Description of the task:
Show all lines holding the string "принимая".

Given entries:
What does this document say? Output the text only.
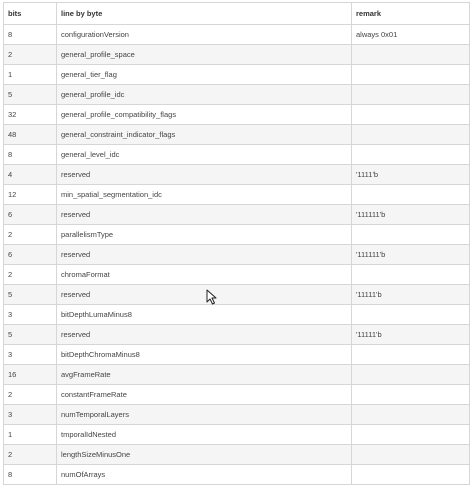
bits	line by byte	remark
8	configurationVersion	always 0x01
2	general_profile_space	
1	general_tier_flag	
5	general_profile_idc	
32	general_profile_compatibility_flags	
48	general_constraint_indicator_flags	
8	general_level_idc	
4	reserved	'1111'b
12	min_spatial_segmentation_idc	
6	reserved	'111111'b
2	parallelismType	
6	reserved	'111111'b
2	chromaFormat	
5	reserved	'11111'b
3	bitDepthLumaMinus8	
5	reserved	'11111'b
3	bitDepthChromaMinus8	
16	avgFrameRate	
2	constantFrameRate	
3	numTemporalLayers	
1	tmporalIdNested	
2	lengthSizeMinusOne	
8	numOfArrays	
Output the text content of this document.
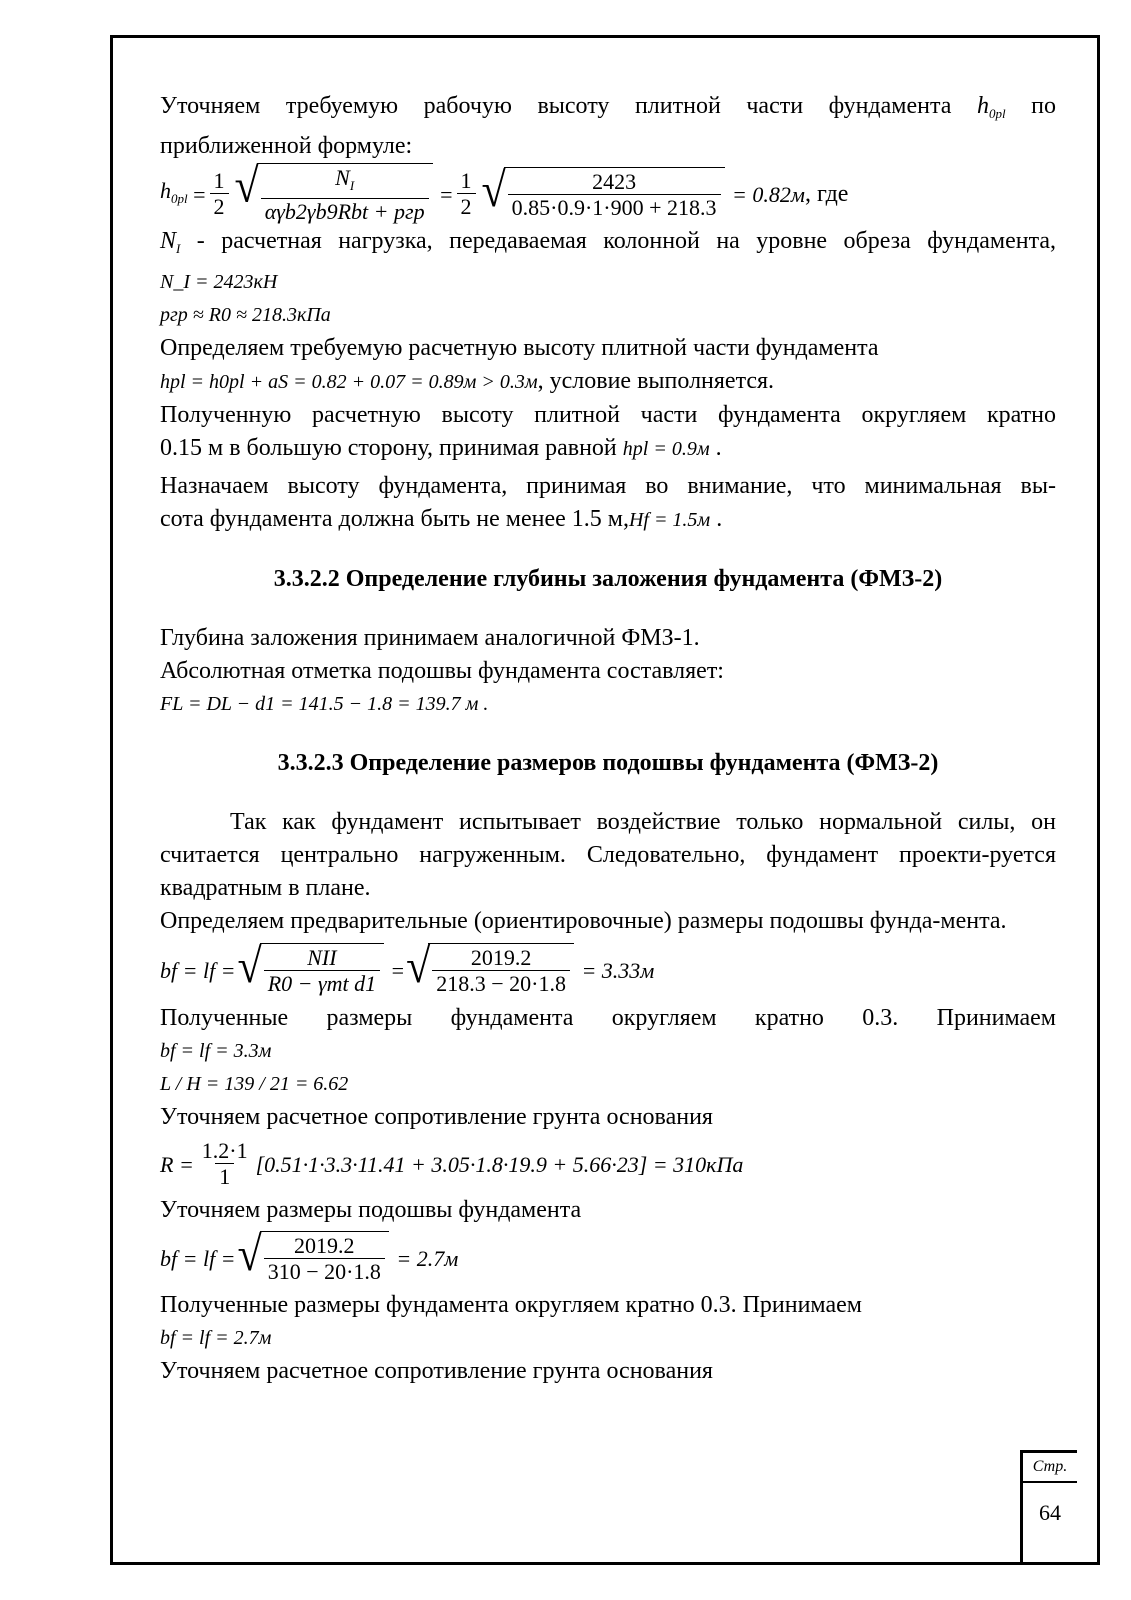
Уточняем требуемую рабочую высоту плитной части фундамента $h_{0pl}$ по

приближенной формуле:

$h_{0pl} = \frac{1}{2}$ √ $\frac{N_I}{\text{αγb2γb9Rbt + pгр}} = \frac{1}{2}$ √ $\frac{2423}{0.85\cdot 0.9\cdot 1\cdot 900 + 218.3} = 0.82м$ , где

$N_I$ - расчетная нагрузка, передаваемая колонной на уровне обреза фундамента, N_I = 2423кН

pгр ≈ R0 ≈ 218.3кПа

Определяем требуемую расчетную высоту плитной части фундамента

hpl = h0pl + aS = 0.82 + 0.07 = 0.89м > 0.3м, условие выполняется.

Полученную расчетную высоту плитной части фундамента округляем кратно

0.15 м в большую сторону, принимая равной hpl = 0.9м .

Назначаем высоту фундамента, принимая во внимание, что минимальная вы-

сота фундамента должна быть не менее 1.5 м,Hf = 1.5м .

3.3.2.2 Определение глубины заложения фундамента (ФМЗ-2)

Глубина заложения принимаем аналогичной ФМЗ-1.

Абсолютная отметка подошвы фундамента составляет:

FL = DL − d1 = 141.5 − 1.8 = 139.7 м .

3.3.2.3 Определение размеров подошвы фундамента (ФМЗ-2)

Так как фундамент испытывает воздействие только нормальной силы, он считается центрально нагруженным. Следовательно, фундамент проекти-руется квадратным в плане.

Определяем предварительные (ориентировочные) размеры подошвы фунда-мента.

bf = lf = √ $\frac{\text{NII}}{\text{R0 − γmt d1}}$ = √ $\frac{2019.2}{218.3 - 20\cdot 1.8} = 3.33м$

Полученные размеры фундамента округляем кратно 0.3. Принимаем

bf = lf = 3.3м

L / H = 139 / 21 = 6.62

Уточняем расчетное сопротивление грунта основания

$R = \frac{1.2\cdot 1}{1} [0.51\cdot 1\cdot 3.3\cdot 11.41 + 3.05\cdot 1.8\cdot 19.9 + 5.66\cdot 23] = 310кПа$

Уточняем размеры подошвы фундамента

bf = lf = √ $\frac{2019.2}{310 - 20\cdot 1.8} = 2.7м$

Полученные размеры фундамента округляем кратно 0.3. Принимаем

bf = lf = 2.7м

Уточняем расчетное сопротивление грунта основания

Стр.
64
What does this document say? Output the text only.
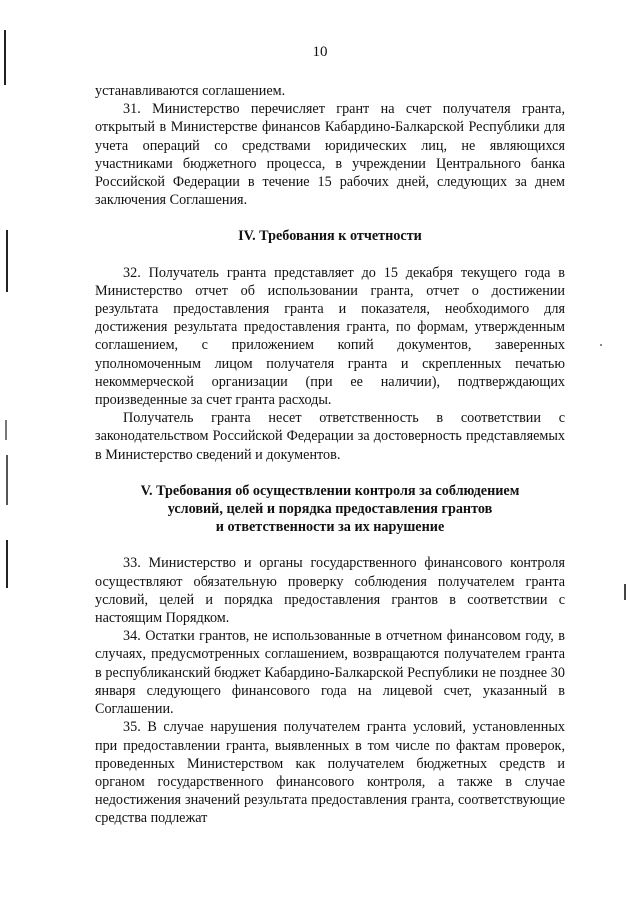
10

устанавливаются соглашением.

31. Министерство перечисляет грант на счет получателя гранта, открытый в Министерстве финансов Кабардино-Балкарской Республики для учета операций со средствами юридических лиц, не являющихся участниками бюджетного процесса, в учреждении Центрального банка Российской Федерации в течение 15 рабочих дней, следующих за днем заключения Соглашения.

IV. Требования к отчетности

32. Получатель гранта представляет до 15 декабря текущего года в Министерство отчет об использовании гранта, отчет о достижении результата предоставления гранта и показателя, необходимого для достижения результата предоставления гранта, по формам, утвержденным соглашением, с приложением копий документов, заверенных уполномоченным лицом получателя гранта и скрепленных печатью некоммерческой организации (при ее наличии), подтверждающих произведенные за счет гранта расходы.

Получатель гранта несет ответственность в соответствии с законодательством Российской Федерации за достоверность представляемых в Министерство сведений и документов.

V. Требования об осуществлении контроля за соблюдением
условий, целей и порядка предоставления грантов
и ответственности за их нарушение

33. Министерство и органы государственного финансового контроля осуществляют обязательную проверку соблюдения получателем гранта условий, целей и порядка предоставления грантов в соответствии с настоящим Порядком.

34. Остатки грантов, не использованные в отчетном финансовом году, в случаях, предусмотренных соглашением, возвращаются получателем гранта в республиканский бюджет Кабардино-Балкарской Республики не позднее 30 января следующего финансового года на лицевой счет, указанный в Соглашении.

35. В случае нарушения получателем гранта условий, установленных при предоставлении гранта, выявленных в том числе по фактам проверок, проведенных Министерством как получателем бюджетных средств и органом государственного финансового контроля, а также в случае недостижения значений результата предоставления гранта, соответствующие средства подлежат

Output of the task:
0.15 м в большую сторону, принимая равной hpl = 0.9м .
Назначаем высоту фундамента, принимая во внимание, что минимальная вы-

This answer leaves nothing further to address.